__DIRECTION__
Find the lines holding the word "heart" and collect them.

__MATERIAL SHOWN__
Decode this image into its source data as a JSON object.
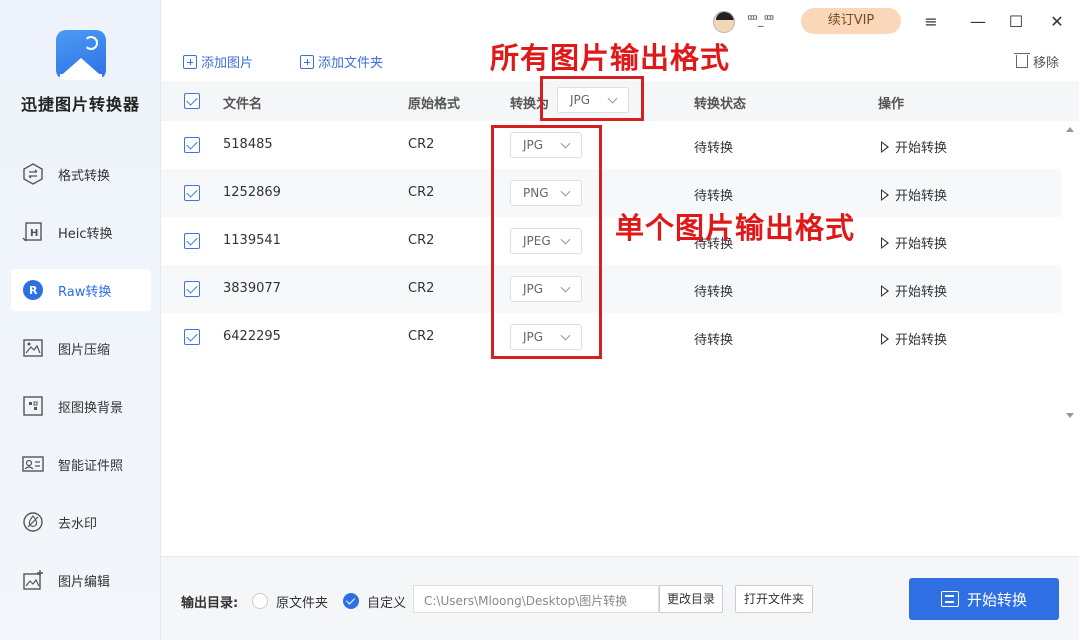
{
  "app": {
    "name": "迅捷图片转换器"
  },
  "sidebar": {
    "items": [
      {
        "label": "格式转换",
        "icon": "format-convert-icon",
        "active": false
      },
      {
        "label": "Heic转换",
        "icon": "heic-icon",
        "active": false
      },
      {
        "label": "Raw转换",
        "icon": "raw-icon",
        "active": true
      },
      {
        "label": "图片压缩",
        "icon": "compress-icon",
        "active": false
      },
      {
        "label": "抠图换背景",
        "icon": "cutout-icon",
        "active": false
      },
      {
        "label": "智能证件照",
        "icon": "id-photo-icon",
        "active": false
      },
      {
        "label": "去水印",
        "icon": "watermark-icon",
        "active": false
      },
      {
        "label": "图片编辑",
        "icon": "image-edit-icon",
        "active": false
      }
    ]
  },
  "topbar": {
    "username": "罒_罒",
    "vip_label": "续订VIP",
    "menu_icon": "≡",
    "minimize_icon": "—",
    "maximize_icon": "☐",
    "close_icon": "✕"
  },
  "toolbar": {
    "add_image": "添加图片",
    "add_folder": "添加文件夹",
    "remove": "移除"
  },
  "table": {
    "headers": {
      "filename": "文件名",
      "original_format": "原始格式",
      "convert_to": "转换为",
      "status": "转换状态",
      "action": "操作"
    },
    "global_format": "JPG",
    "rows": [
      {
        "filename": "518485",
        "original_format": "CR2",
        "convert_to": "JPG",
        "status": "待转换",
        "action": "开始转换"
      },
      {
        "filename": "1252869",
        "original_format": "CR2",
        "convert_to": "PNG",
        "status": "待转换",
        "action": "开始转换"
      },
      {
        "filename": "1139541",
        "original_format": "CR2",
        "convert_to": "JPEG",
        "status": "待转换",
        "action": "开始转换"
      },
      {
        "filename": "3839077",
        "original_format": "CR2",
        "convert_to": "JPG",
        "status": "待转换",
        "action": "开始转换"
      },
      {
        "filename": "6422295",
        "original_format": "CR2",
        "convert_to": "JPG",
        "status": "待转换",
        "action": "开始转换"
      }
    ]
  },
  "annotations": {
    "all_format": "所有图片输出格式",
    "single_format": "单个图片输出格式",
    "color": "#d42020"
  },
  "bottom": {
    "output_label": "输出目录:",
    "option_original": "原文件夹",
    "option_custom": "自定义",
    "path": "C:\\Users\\Mloong\\Desktop\\图片转换",
    "change_dir": "更改目录",
    "open_folder": "打开文件夹",
    "start": "开始转换"
  },
  "colors": {
    "accent": "#2f6fe4",
    "vip": "#fbd7b9"
  }
}
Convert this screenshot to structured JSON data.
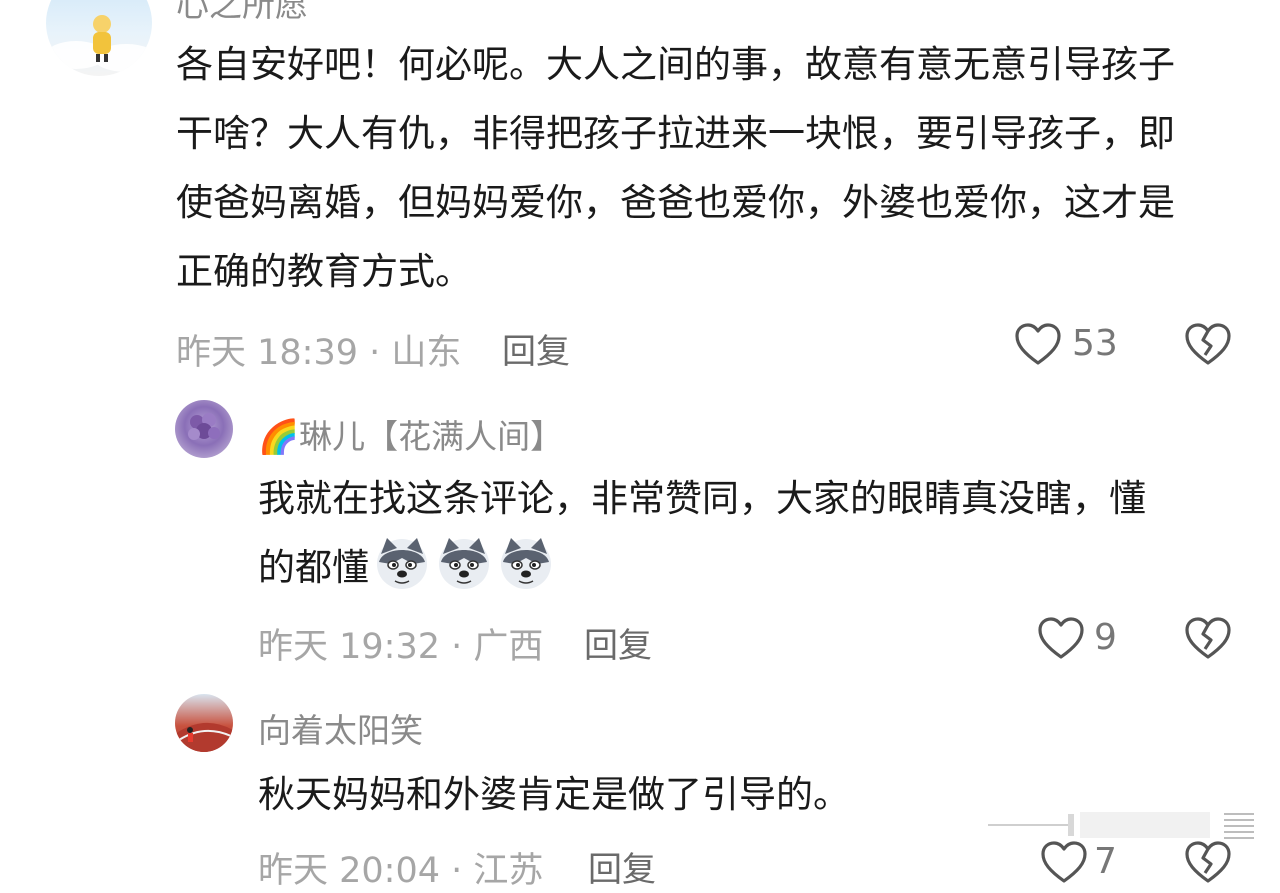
{
  "comments": [
    {
      "username": "心之所愿",
      "text": "各自安好吧！何必呢。大人之间的事，故意有意无意引导孩子干啥？大人有仇，非得把孩子拉进来一块恨，要引导孩子，即使爸妈离婚，但妈妈爱你，爸爸也爱你，外婆也爱你，这才是正确的教育方式。",
      "time_location": "昨天 18:39 · 山东",
      "reply_label": "回复",
      "likes": "53"
    },
    {
      "username": "🌈琳儿【花满人间】",
      "text": "我就在找这条评论，非常赞同，大家的眼睛真没瞎，懂的都懂",
      "time_location": "昨天 19:32 · 广西",
      "reply_label": "回复",
      "likes": "9"
    },
    {
      "username": "向着太阳笑",
      "text": "秋天妈妈和外婆肯定是做了引导的。",
      "time_location": "昨天 20:04 · 江苏",
      "reply_label": "回复",
      "likes": "7"
    }
  ],
  "icons": {
    "like": "heart-outline-icon",
    "dislike": "broken-heart-icon",
    "emoji": "wolf-emoji-icon"
  },
  "colors": {
    "text": "#1a1a1a",
    "meta": "#a6a6a6",
    "name": "#8a8a8a"
  }
}
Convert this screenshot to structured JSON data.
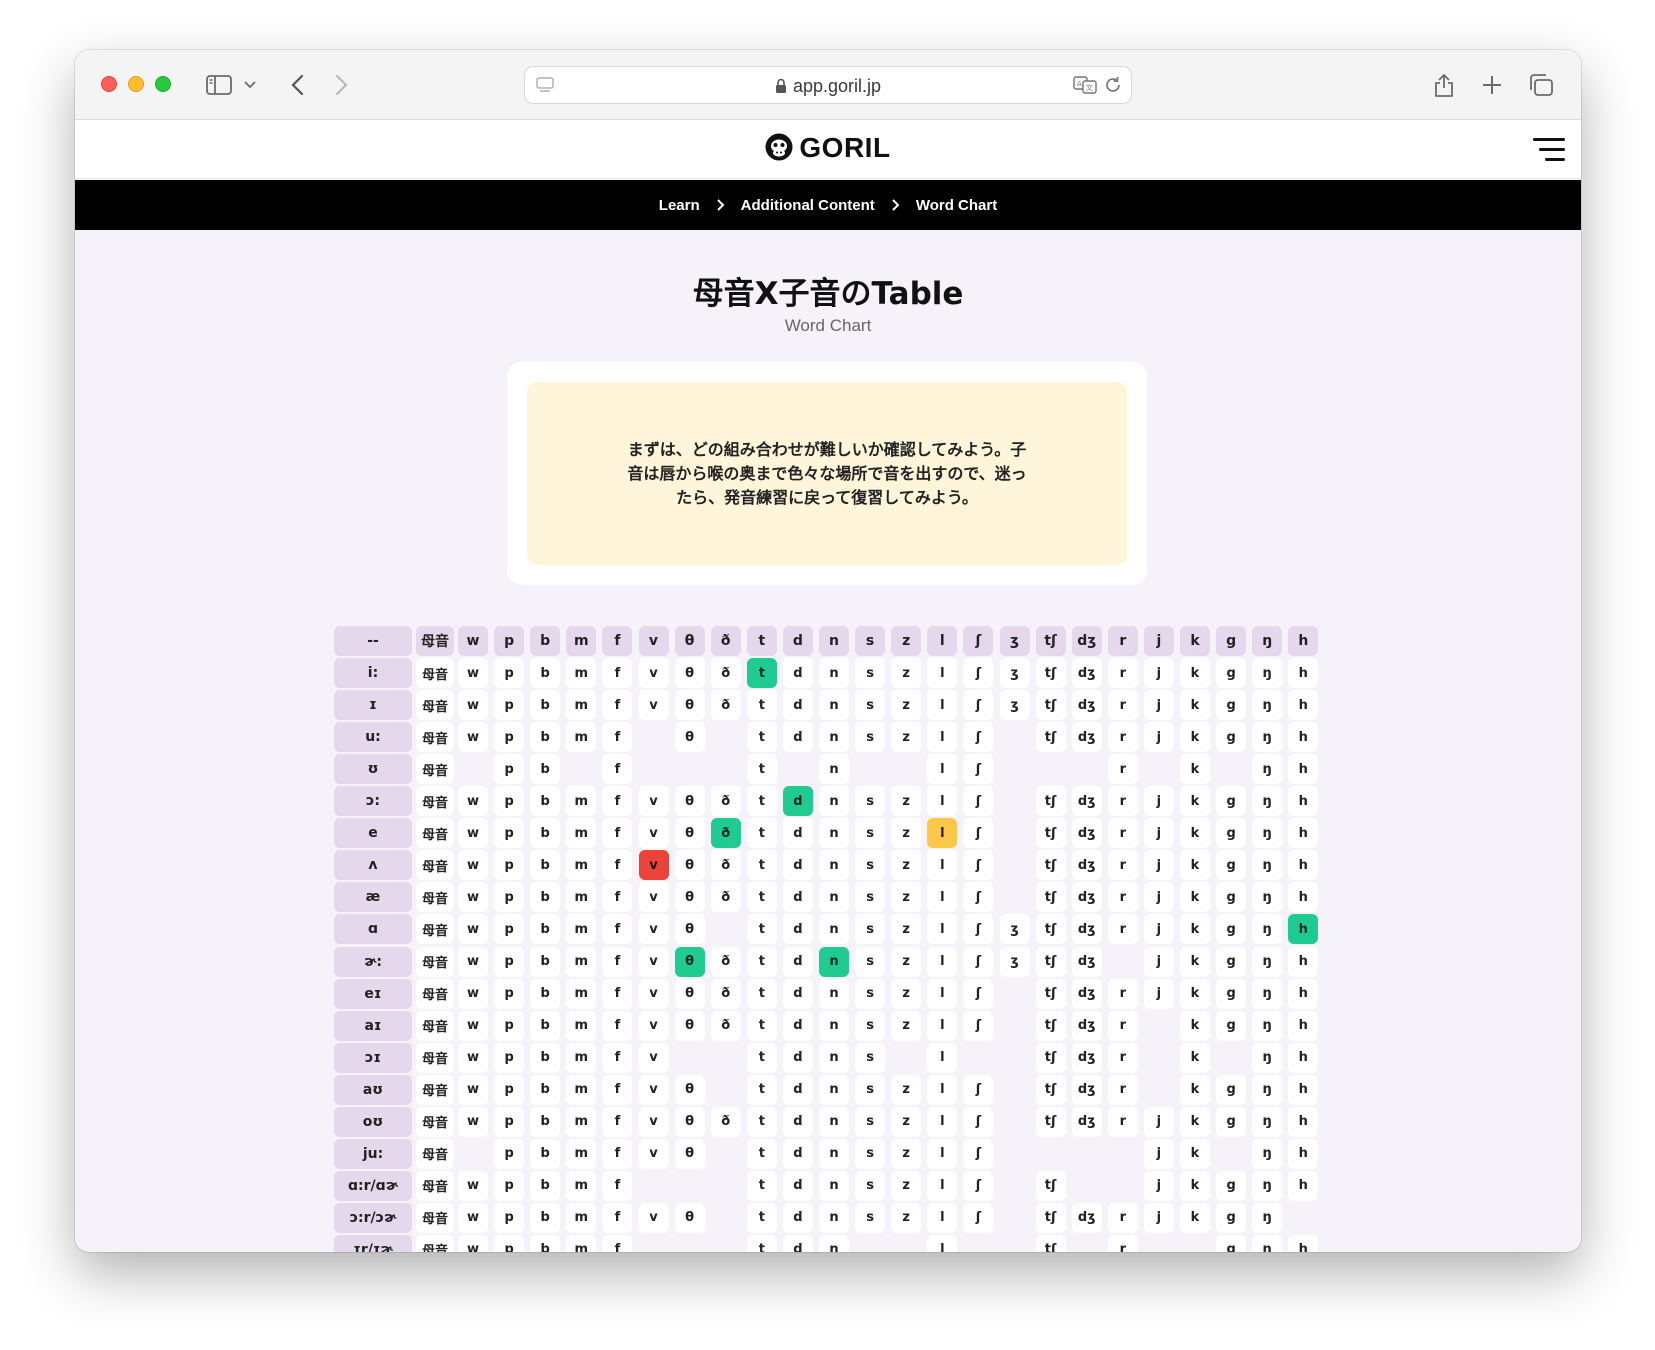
{
  "browser": {
    "url": "app.goril.jp"
  },
  "site": {
    "logo": "GORIL",
    "menu_icon": "hamburger-icon"
  },
  "breadcrumb": [
    "Learn",
    "Additional Content",
    "Word Chart"
  ],
  "page": {
    "title": "母音X子音のTable",
    "subtitle": "Word Chart",
    "notice": "まずは、どの組み合わせが難しいか確認してみよう。子音は唇から喉の奥まで色々な場所で音を出すので、迷ったら、発音練習に戻って復習してみよう。"
  },
  "colors": {
    "green": "#1fcb90",
    "red": "#e9433a",
    "yellow": "#fcc84a",
    "header_bg": "#e5d7ec",
    "notice_bg": "#fff5da"
  },
  "chart": {
    "corner_label": "--",
    "vowel_label": "母音",
    "consonants": [
      "w",
      "p",
      "b",
      "m",
      "f",
      "v",
      "θ",
      "ð",
      "t",
      "d",
      "n",
      "s",
      "z",
      "l",
      "ʃ",
      "ʒ",
      "tʃ",
      "dʒ",
      "r",
      "j",
      "k",
      "g",
      "ŋ",
      "h"
    ],
    "rows": [
      {
        "vowel": "i:",
        "available": "111111111111111111111111",
        "highlight": {
          "t": "green"
        }
      },
      {
        "vowel": "ɪ",
        "available": "111111111111111111111111",
        "highlight": {}
      },
      {
        "vowel": "u:",
        "available": "111110101111111011111111",
        "highlight": {}
      },
      {
        "vowel": "ʊ",
        "available": "011010001010011000101011",
        "highlight": {}
      },
      {
        "vowel": "ɔ:",
        "available": "111111111111111011111111",
        "highlight": {
          "d": "green"
        }
      },
      {
        "vowel": "e",
        "available": "111111111111111011111111",
        "highlight": {
          "ð": "green",
          "l": "yellow"
        }
      },
      {
        "vowel": "ʌ",
        "available": "111111111111111011111111",
        "highlight": {
          "v": "red"
        }
      },
      {
        "vowel": "æ",
        "available": "111111111111111011111111",
        "highlight": {}
      },
      {
        "vowel": "ɑ",
        "available": "111111101111111111111111",
        "highlight": {
          "h": "green"
        }
      },
      {
        "vowel": "ɚ:",
        "available": "111111111111111111011111",
        "highlight": {
          "θ": "green",
          "n": "green"
        }
      },
      {
        "vowel": "eɪ",
        "available": "111111111111111011111111",
        "highlight": {}
      },
      {
        "vowel": "aɪ",
        "available": "111111111111111011101111",
        "highlight": {}
      },
      {
        "vowel": "ɔɪ",
        "available": "111111001111010011101011",
        "highlight": {}
      },
      {
        "vowel": "aʊ",
        "available": "111111101111111011101111",
        "highlight": {}
      },
      {
        "vowel": "oʊ",
        "available": "111111111111111011111111",
        "highlight": {}
      },
      {
        "vowel": "ju:",
        "available": "011111101111111000011011",
        "highlight": {}
      },
      {
        "vowel": "ɑ:r/ɑɚ",
        "available": "111110001111111010011111",
        "highlight": {}
      },
      {
        "vowel": "ɔ:r/ɔɚ",
        "available": "111111101111111011111110",
        "highlight": {}
      },
      {
        "vowel": "ɪr/ɪɚ",
        "available": "111110001110010010100111",
        "highlight": {}
      }
    ]
  }
}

__FINISHED EXERCISE__
    "like": "heart-outline-icon",
    "dislike": "broken-heart-icon",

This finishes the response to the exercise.